**Aim of the task**
Substitute "data-source-note" for "source-note" in everything from the line containing "x-axis-tick-labels: 0% 5" down to the line containing "segment this screenshot: for", then give those lines again with all else unchanged.

**Data lines**
◆ ◆ ◆ ◆
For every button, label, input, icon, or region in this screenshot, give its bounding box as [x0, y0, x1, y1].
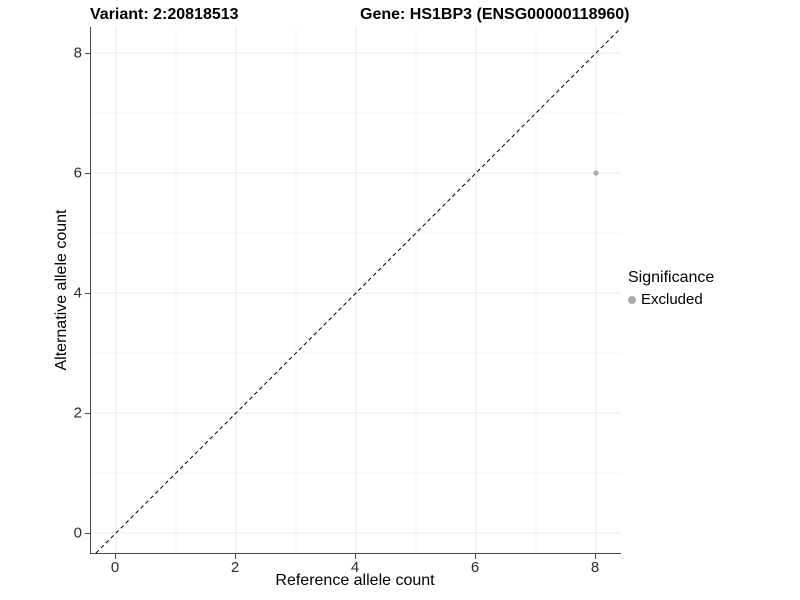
x-tick-mark [355, 554, 356, 559]
legend-point-marker-icon [628, 296, 636, 304]
x-tick-label: 4 [350, 559, 360, 576]
identity-line [95, 27, 621, 553]
plot-canvas [91, 27, 621, 553]
x-axis-title: Reference allele count [275, 572, 435, 589]
data-point [593, 170, 599, 176]
x-tick-mark [594, 554, 596, 559]
y-tick-label: 8 [73, 44, 82, 62]
plot-title-variant: Variant: 2:20818513 [90, 6, 239, 23]
x-tick-mark [235, 554, 236, 559]
y-tick-mark [85, 533, 90, 534]
plot-panel [90, 27, 621, 554]
legend: Significance Excluded [628, 268, 714, 309]
x-tick-label: 6 [470, 559, 480, 576]
y-tick-label: 6 [73, 164, 82, 182]
y-tick-label: 4 [73, 284, 82, 302]
plot-title-gene: Gene: HS1BP3 (ENSG00000118960) [360, 6, 630, 23]
y-tick-mark [85, 413, 90, 414]
x-tick-label: 2 [230, 559, 240, 576]
y-tick-mark [85, 172, 90, 174]
y-tick-mark [85, 52, 90, 54]
y-tick-mark [85, 293, 90, 294]
y-tick-label: 2 [73, 404, 82, 422]
legend-item-label: Excluded [641, 291, 703, 308]
x-tick-label: 0 [110, 559, 120, 576]
x-tick-mark [474, 554, 476, 559]
x-tick-mark [115, 554, 116, 559]
legend-title: Significance [628, 269, 715, 286]
y-tick-label: 0 [73, 524, 82, 542]
legend-item-excluded: Excluded [628, 291, 714, 309]
x-tick-label: 8 [590, 559, 600, 576]
y-axis-title: Alternative allele count [53, 209, 70, 371]
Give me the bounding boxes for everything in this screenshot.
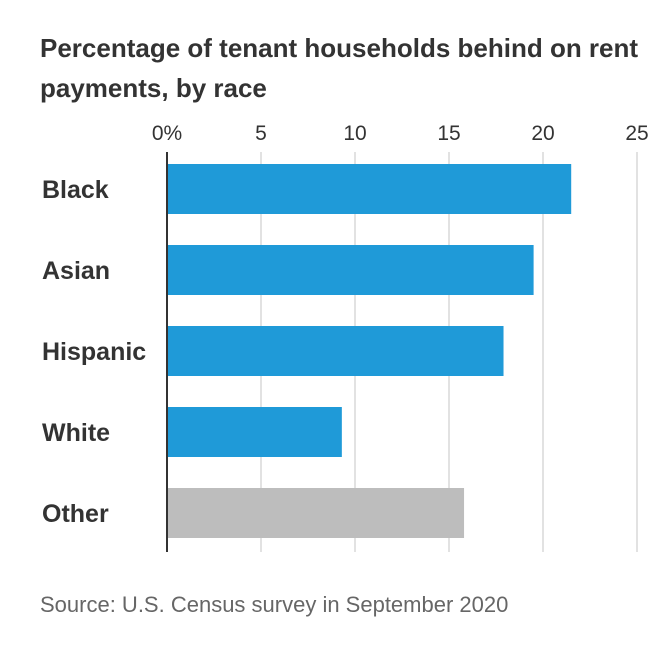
x-axis-tick-labels: 0% 5 10 15 20 25 [152, 122, 649, 145]
bars [167, 164, 572, 538]
x-tick-label: 10 [343, 122, 366, 145]
bar-hispanic [167, 326, 504, 376]
category-label: White [42, 419, 110, 447]
x-tick-label: 0% [152, 122, 182, 145]
bar-other [167, 488, 465, 538]
category-label: Asian [42, 257, 110, 285]
bar-black [167, 164, 572, 214]
category-label: Hispanic [42, 338, 146, 366]
bar-chart: 0% 5 10 15 20 25 Black Asian Hispanic White Other [42, 122, 649, 552]
bar-white [167, 407, 342, 457]
x-tick-label: 25 [625, 122, 648, 145]
source-note: Source: U.S. Census survey in September … [40, 592, 509, 617]
category-label: Other [42, 500, 109, 528]
category-labels: Black Asian Hispanic White Other [42, 176, 146, 528]
chart-title: Percentage of tenant households behind o… [40, 33, 639, 103]
category-label: Black [42, 176, 109, 204]
x-tick-label: 20 [531, 122, 554, 145]
x-tick-label: 15 [437, 122, 460, 145]
bar-asian [167, 245, 534, 295]
x-tick-label: 5 [255, 122, 267, 145]
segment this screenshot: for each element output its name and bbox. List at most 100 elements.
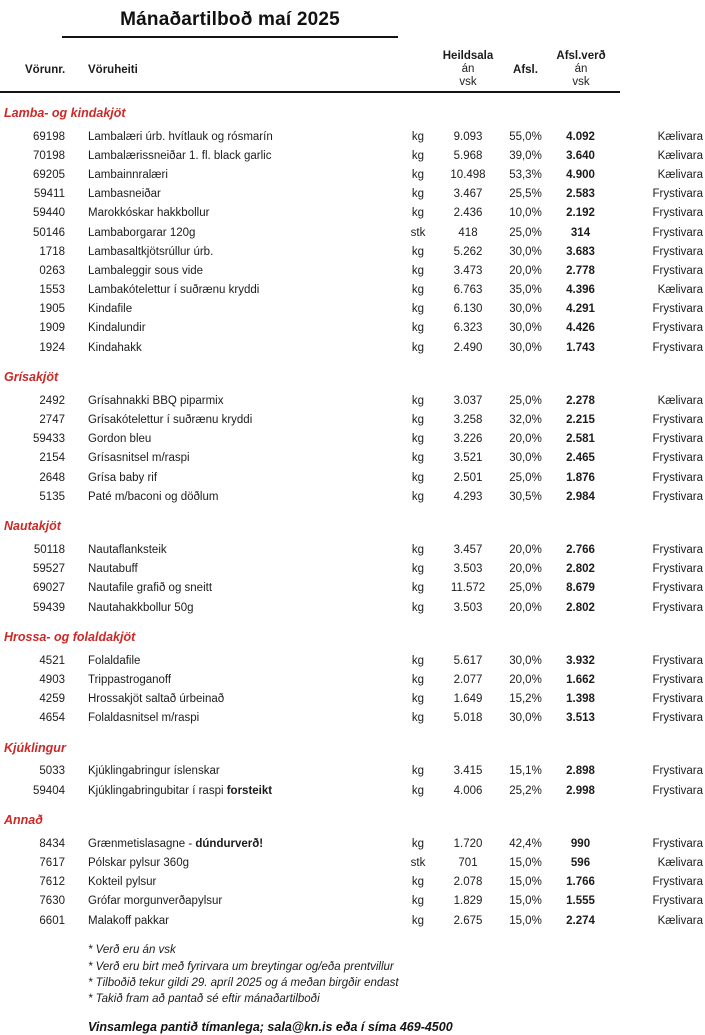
discounted-price: 3.640	[566, 149, 595, 162]
unit-label: kg	[411, 207, 425, 220]
table-row: 4654 Folaldasnitsel m/raspi kg 5.018 30,0% 3.…	[0, 709, 705, 728]
table-row: 69205 Lambainnralæri kg 10.498 53,3% 4.900 Kæl…	[0, 165, 705, 184]
section-title: Hrossa- og folaldakjöt	[4, 630, 136, 645]
wholesale-price: 2.675	[453, 914, 483, 927]
product-name: Hrossakjöt saltað úrbeinað	[88, 693, 225, 706]
table-row: 2492 Grísahnakki BBQ piparmix kg 3.037 25,0%…	[0, 391, 705, 410]
wholesale-price: 2.501	[453, 471, 483, 484]
column-header-wholesale: Heildsala án vsk	[442, 50, 494, 88]
product-name: Kindalundir	[88, 322, 146, 335]
discount-percent: 25,0%	[509, 394, 542, 407]
discounted-price: 2.465	[566, 452, 595, 465]
product-name: Grísahnakki BBQ piparmix	[88, 394, 224, 407]
unit-label: kg	[411, 490, 425, 503]
product-name: Lambalæri úrb. hvítlauk og rósmarín	[88, 130, 273, 143]
table-row: 2154 Grísasnitsel m/raspi kg 3.521 30,0% 2.46…	[0, 449, 705, 468]
discounted-price: 4.291	[566, 303, 595, 316]
table-row: 50146 Lambaborgarar 120g stk 418 25,0% 314 Fry…	[0, 223, 705, 242]
discount-percent: 20,0%	[509, 601, 542, 614]
unit-label: stk	[410, 226, 426, 239]
wholesale-price: 3.415	[453, 765, 483, 778]
product-name: Kindafile	[88, 303, 133, 316]
wholesale-price: 6.323	[453, 322, 483, 335]
wholesale-price: 1.649	[453, 693, 483, 706]
table-header-rule: Vörunr. Vöruheiti Heildsala án vsk Afsl. …	[0, 50, 620, 93]
product-name: Gordon bleu	[88, 433, 152, 446]
discounted-price: 1.555	[566, 895, 595, 908]
wholesale-price: 3.521	[453, 452, 483, 465]
section-title: Grísakjöt	[4, 370, 59, 385]
product-number: 50118	[33, 543, 65, 556]
storage-type: Kælivara	[657, 394, 703, 407]
discounted-price: 2.766	[566, 543, 595, 556]
product-name: Lambaleggir sous vide	[88, 264, 204, 277]
wholesale-price: 2.436	[453, 207, 483, 220]
discount-percent: 10,0%	[509, 207, 542, 220]
discount-percent: 20,0%	[509, 264, 542, 277]
product-name: Lambaborgarar 120g	[88, 226, 196, 239]
product-number: 1718	[39, 245, 65, 258]
product-name: Kindahakk	[88, 341, 142, 354]
discount-percent: 39,0%	[509, 149, 542, 162]
unit-label: kg	[411, 341, 425, 354]
wholesale-price: 2.078	[453, 876, 483, 889]
section-title: Nautakjöt	[4, 519, 61, 534]
wholesale-price: 5.262	[453, 245, 483, 258]
discount-percent: 15,2%	[509, 693, 542, 706]
table-row: 59527 Nautabuff kg 3.503 20,0% 2.802 Frystivar…	[0, 560, 705, 579]
unit-label: kg	[411, 284, 425, 297]
category-section: Annað 8434 Grænmetislasagne - dúndurverð! k…	[0, 813, 705, 930]
unit-label: kg	[411, 876, 425, 889]
discount-percent: 15,0%	[509, 914, 542, 927]
discounted-price: 3.932	[566, 654, 595, 667]
storage-type: Frystivara	[652, 303, 703, 316]
product-number: 4903	[39, 673, 65, 686]
product-name: Lambasaltkjötsrúllur úrb.	[88, 245, 214, 258]
wholesale-price: 10.498	[450, 168, 486, 181]
product-number: 8434	[39, 837, 65, 850]
storage-type: Frystivara	[652, 543, 703, 556]
storage-type: Frystivara	[652, 264, 703, 277]
product-number: 59404	[33, 784, 65, 797]
storage-type: Frystivara	[652, 582, 703, 595]
discounted-price: 314	[570, 226, 591, 239]
discounted-price: 2.215	[566, 414, 595, 427]
product-number: 69205	[33, 168, 65, 181]
wholesale-price: 3.258	[453, 414, 483, 427]
discounted-price: 2.581	[566, 433, 595, 446]
table-row: 1718 Lambasaltkjötsrúllur úrb. kg 5.262 30,0…	[0, 242, 705, 261]
discounted-price: 2.984	[566, 490, 595, 503]
product-name: Pólskar pylsur 360g	[88, 857, 189, 870]
storage-type: Frystivara	[652, 563, 703, 576]
product-number: 59433	[33, 433, 65, 446]
product-number: 70198	[33, 149, 65, 162]
discount-percent: 20,0%	[509, 543, 542, 556]
storage-type: Kælivara	[657, 149, 703, 162]
discount-percent: 25,5%	[509, 188, 542, 201]
product-name: Paté m/baconi og döðlum	[88, 490, 219, 503]
wholesale-price: 4.006	[453, 784, 483, 797]
wholesale-price: 3.457	[453, 543, 483, 556]
table-row: 2747 Grísakótelettur í suðrænu kryddi kg 3.…	[0, 410, 705, 429]
unit-label: stk	[410, 857, 426, 870]
table-row: 4521 Folaldafile kg 5.617 30,0% 3.932 Frystiva…	[0, 651, 705, 670]
wholesale-price: 418	[458, 226, 478, 239]
wholesale-price: 11.572	[450, 582, 486, 595]
product-number: 50146	[33, 226, 65, 239]
discounted-price: 1.876	[566, 471, 595, 484]
unit-label: kg	[411, 188, 425, 201]
product-name: Folaldasnitsel m/raspi	[88, 712, 200, 725]
discount-percent: 25,0%	[509, 471, 542, 484]
product-number: 59527	[33, 563, 65, 576]
table-row: 59404 Kjúklingabringubitar í raspi forste…	[0, 781, 705, 800]
footnote-line: * Verð eru birt með fyrirvara um breytin…	[88, 960, 394, 973]
unit-label: kg	[411, 895, 425, 908]
product-name: Nautaflanksteik	[88, 543, 167, 556]
wholesale-price: 3.503	[453, 563, 483, 576]
unit-label: kg	[411, 394, 425, 407]
discounted-price: 1.662	[566, 673, 595, 686]
discounted-price: 2.192	[566, 207, 595, 220]
product-name: Grísasnitsel m/raspi	[88, 452, 190, 465]
product-number: 1924	[39, 341, 65, 354]
discounted-price: 1.743	[566, 341, 595, 354]
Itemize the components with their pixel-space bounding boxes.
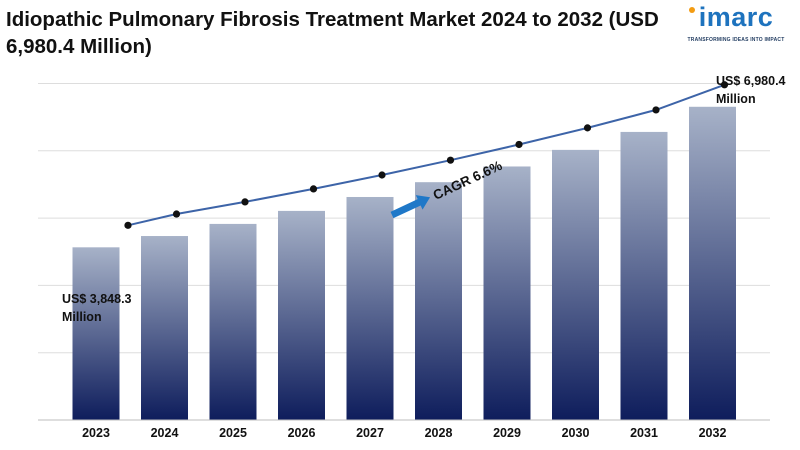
trend-marker-2024	[172, 210, 181, 218]
trend-line-path	[127, 83, 725, 227]
x-tick-label: 2026	[288, 426, 316, 440]
start-value-unit: Million	[62, 310, 102, 324]
x-tick-label: 2023	[82, 426, 110, 440]
logo-tagline: TRANSFORMING IDEAS INTO IMPACT	[687, 37, 785, 43]
trend-marker-2032	[720, 81, 729, 89]
trend-marker-2028	[446, 156, 455, 164]
bars	[72, 106, 736, 421]
bar-2023	[72, 247, 120, 420]
bar-2025	[209, 223, 257, 420]
trend-marker-2030	[583, 124, 592, 132]
imarc-logo: imarc TRANSFORMING IDEAS INTO IMPACT	[680, 2, 792, 46]
bar-2024	[141, 236, 188, 420]
trend-marker-2029	[515, 140, 523, 149]
x-tick-label: 2027	[356, 426, 384, 440]
x-tick-label: 2029	[493, 426, 521, 440]
bar-2031	[620, 131, 668, 420]
end-value-label: US$ 6,980.4	[716, 74, 786, 88]
x-tick-label: 2025	[219, 426, 247, 440]
x-tick-label: 2031	[630, 426, 658, 440]
cagr-arrow-icon	[390, 195, 431, 219]
bar-2028	[415, 182, 462, 420]
trend-line	[124, 81, 729, 229]
x-tick-label: 2032	[699, 426, 727, 440]
logo-accent-dot	[689, 7, 695, 13]
end-value-unit: Million	[716, 92, 756, 106]
bar-2029	[483, 166, 531, 420]
x-tick-label: 2028	[425, 426, 453, 440]
trend-marker-2026	[309, 185, 318, 193]
trend-marker-2031	[652, 106, 660, 114]
start-value-label: US$ 3,848.3	[62, 292, 132, 306]
trend-marker-2027	[378, 171, 386, 179]
x-tick-label: 2024	[151, 426, 179, 440]
bar-2032	[689, 106, 736, 421]
bar-2027	[346, 196, 394, 420]
x-axis: 2023 2024 2025 2026 2027 2028 2029 2030 2031 2032	[38, 419, 770, 440]
bar-2026	[278, 210, 325, 420]
chart-title: Idiopathic Pulmonary Fibrosis Treatment …	[6, 8, 659, 58]
trend-marker-2023	[124, 221, 132, 229]
bar-2030	[552, 149, 599, 420]
trend-marker-2025	[241, 198, 249, 206]
logo-wordmark: imarc	[698, 2, 774, 32]
x-tick-label: 2030	[562, 426, 590, 440]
◆ ◆ ◆ ◆
**Task solution**
x-axis-tick-labels: 0% 5 10 15 20 25 [152, 122, 649, 145]
bars [167, 164, 572, 538]
x-tick-label: 10 [343, 122, 366, 145]
bar-hispanic [167, 326, 504, 376]
category-label: White [42, 419, 110, 447]
x-tick-label: 0% [152, 122, 182, 145]
bar-other [167, 488, 465, 538]
category-label: Asian [42, 257, 110, 285]
bar-black [167, 164, 572, 214]
category-label: Hispanic [42, 338, 146, 366]
bar-chart: 0% 5 10 15 20 25 Black Asian Hispanic White Other [42, 122, 649, 552]
bar-white [167, 407, 342, 457]
x-tick-label: 25 [625, 122, 648, 145]
data-source-note: Source: U.S. Census survey in September … [40, 592, 509, 617]
category-label: Other [42, 500, 109, 528]
category-labels: Black Asian Hispanic White Other [42, 176, 146, 528]
chart-title: Percentage of tenant households behind o… [40, 33, 639, 103]
category-label: Black [42, 176, 109, 204]
x-tick-label: 20 [531, 122, 554, 145]
x-tick-label: 15 [437, 122, 460, 145]
bar-asian [167, 245, 534, 295]
x-tick-label: 5 [255, 122, 267, 145]
segment this screenshot: for each element output its name and bbox. List at most 100 elements.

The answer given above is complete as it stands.